→ Given problem
Gather each line containing the string "vitae" from these entries.

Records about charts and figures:
##############################
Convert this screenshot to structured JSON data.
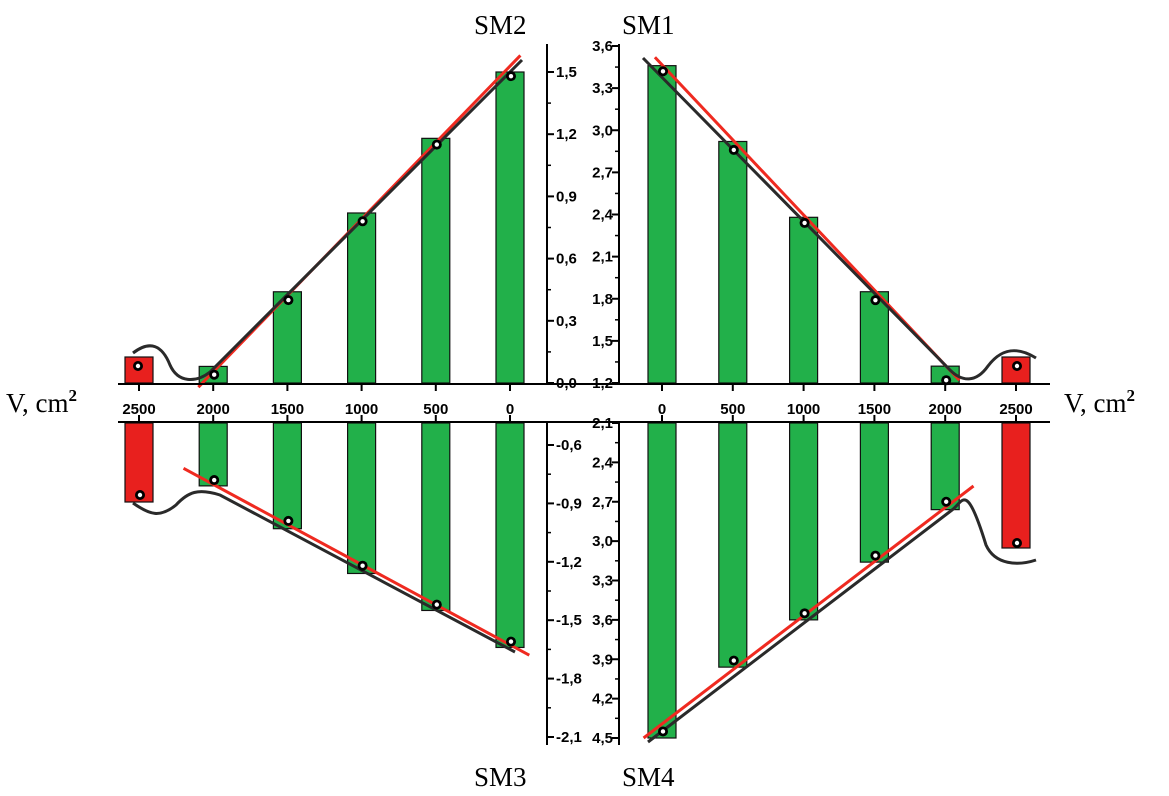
{
  "colors": {
    "bar_green": "#22b04a",
    "bar_red": "#e8201e",
    "fit_line": "#ef2a20",
    "trend_curve": "#2a2a2a",
    "axis": "#000000"
  },
  "axis_title_left": "V, cm",
  "axis_title_right": "V, cm",
  "axis_title_sup": "2",
  "chart_data": [
    {
      "type": "bar",
      "title": "SM1",
      "quadrant": "top-right",
      "categories": [
        "0",
        "500",
        "1000",
        "1500",
        "2000",
        "2500"
      ],
      "x": [
        0,
        500,
        1000,
        1500,
        2000,
        2500
      ],
      "values": [
        3.46,
        2.92,
        2.38,
        1.85,
        1.32,
        1.33
      ],
      "points": [
        3.42,
        2.86,
        2.34,
        1.79,
        1.22,
        1.3
      ],
      "ylim": [
        1.2,
        3.6
      ],
      "yticks": [
        "1,2",
        "1,5",
        "1,8",
        "2,1",
        "2,4",
        "2,7",
        "3,0",
        "3,3",
        "3,6"
      ],
      "ytick_values": [
        1.2,
        1.5,
        1.8,
        2.1,
        2.4,
        2.7,
        3.0,
        3.3,
        3.6
      ],
      "fit_line": {
        "x": [
          -50,
          2100
        ],
        "y": [
          3.52,
          1.22
        ]
      }
    },
    {
      "type": "bar",
      "title": "SM2",
      "quadrant": "top-left",
      "categories": [
        "2500",
        "2000",
        "1500",
        "1000",
        "500",
        "0"
      ],
      "x": [
        2500,
        2000,
        1500,
        1000,
        500,
        0
      ],
      "values": [
        0.13,
        0.08,
        0.44,
        0.82,
        1.18,
        1.5
      ],
      "points": [
        0.1,
        0.04,
        0.4,
        0.78,
        1.15,
        1.48
      ],
      "ylim": [
        0.0,
        1.6
      ],
      "yticks": [
        "0,0",
        "0,3",
        "0,6",
        "0,9",
        "1,2",
        "1,5"
      ],
      "ytick_values": [
        0.0,
        0.3,
        0.6,
        0.9,
        1.2,
        1.5
      ],
      "fit_line": {
        "x": [
          2100,
          -70
        ],
        "y": [
          -0.02,
          1.58
        ]
      }
    },
    {
      "type": "bar",
      "title": "SM3",
      "quadrant": "bottom-left",
      "categories": [
        "2500",
        "2000",
        "1500",
        "1000",
        "500",
        "0"
      ],
      "x": [
        2500,
        2000,
        1500,
        1000,
        500,
        0
      ],
      "values": [
        -0.88,
        -0.81,
        -1.03,
        -1.26,
        -1.45,
        -1.64
      ],
      "points": [
        -0.85,
        -0.78,
        -0.99,
        -1.22,
        -1.42,
        -1.61
      ],
      "ylim": [
        -2.1,
        -0.4
      ],
      "yticks": [
        "-0,6",
        "-0,9",
        "-1,2",
        "-1,5",
        "-1,8",
        "-2,1"
      ],
      "ytick_values": [
        -0.6,
        -0.9,
        -1.2,
        -1.5,
        -1.8,
        -2.1
      ],
      "fit_line": {
        "x": [
          2200,
          -130
        ],
        "y": [
          -0.72,
          -1.68
        ]
      }
    },
    {
      "type": "bar",
      "title": "SM4",
      "quadrant": "bottom-right",
      "categories": [
        "0",
        "500",
        "1000",
        "1500",
        "2000",
        "2500"
      ],
      "x": [
        0,
        500,
        1000,
        1500,
        2000,
        2500
      ],
      "values": [
        4.5,
        3.96,
        3.6,
        3.16,
        2.76,
        3.09
      ],
      "points": [
        4.45,
        3.91,
        3.55,
        3.11,
        2.7,
        3.03
      ],
      "ylim": [
        2.1,
        4.5
      ],
      "yticks": [
        "2,1",
        "2,4",
        "2,7",
        "3,0",
        "3,3",
        "3,6",
        "3,9",
        "4,2",
        "4,5"
      ],
      "ytick_values": [
        2.1,
        2.4,
        2.7,
        3.0,
        3.3,
        3.6,
        3.9,
        4.2,
        4.5
      ],
      "fit_line": {
        "x": [
          -130,
          2200
        ],
        "y": [
          4.5,
          2.58
        ]
      }
    }
  ]
}
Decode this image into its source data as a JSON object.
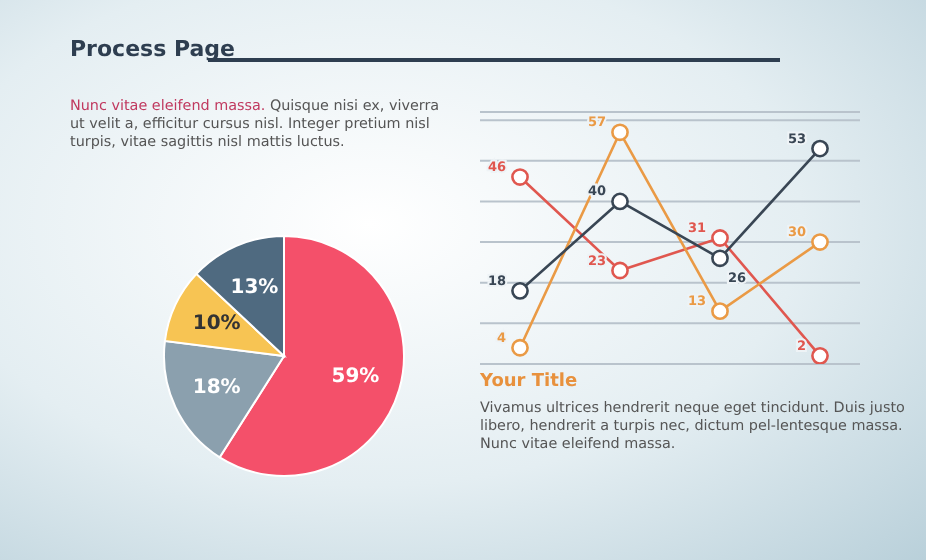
{
  "chart_data": [
    {
      "type": "pie",
      "title": "Process Page",
      "categories": [
        null,
        null,
        null,
        null
      ],
      "values": [
        59,
        18,
        10,
        13
      ],
      "colors": [
        "#f4506a",
        "#8ba0ae",
        "#f7c453",
        "#4f6a80"
      ],
      "value_labels": [
        "59%",
        "18%",
        "10%",
        "13%"
      ],
      "annotations": [
        "Nunc vitae eleifend massa. Quisque nisi ex, viverra ut velit a, efficitur cursus nisl. Integer pretium nisl turpis, vitae sagittis nisl mattis luctus."
      ]
    },
    {
      "type": "line",
      "categories": [
        null,
        null,
        null,
        null
      ],
      "ylim": [
        0,
        62
      ],
      "yticks": [
        {
          "value": 0,
          "label": null
        },
        {
          "value": 10,
          "label": null
        },
        {
          "value": 20,
          "label": null
        },
        {
          "value": 30,
          "label": null
        },
        {
          "value": 40,
          "label": null
        },
        {
          "value": 50,
          "label": null
        },
        {
          "value": 60,
          "label": null
        }
      ],
      "grid": "y",
      "marker": "circle",
      "data_labels": true,
      "series": [
        {
          "color": "#e0574f",
          "values": [
            46,
            23,
            31,
            2
          ]
        },
        {
          "color": "#ea9a45",
          "values": [
            4,
            57,
            13,
            30
          ]
        },
        {
          "color": "#394654",
          "values": [
            18,
            40,
            26,
            53
          ]
        }
      ],
      "annotations": [
        "Your Title",
        "Vivamus ultrices hendrerit neque eget tincidunt. Duis justo libero, hendrerit a turpis nec, dictum pel-lentesque massa. Nunc vitae eleifend massa."
      ]
    }
  ]
}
##############################
→ Full output
        "Nunc vitae eleifend massa. Quisque nisi ex, viverra ut velit a, efficitur cursus nisl. Integer pretium nisl turpis, vitae sagittis nisl mattis luctus."
        "Vivamus ultrices hendrerit neque eget tincidunt. Duis justo libero, hendrerit a turpis nec, dictum pel-lentesque massa. Nunc vitae eleifend massa."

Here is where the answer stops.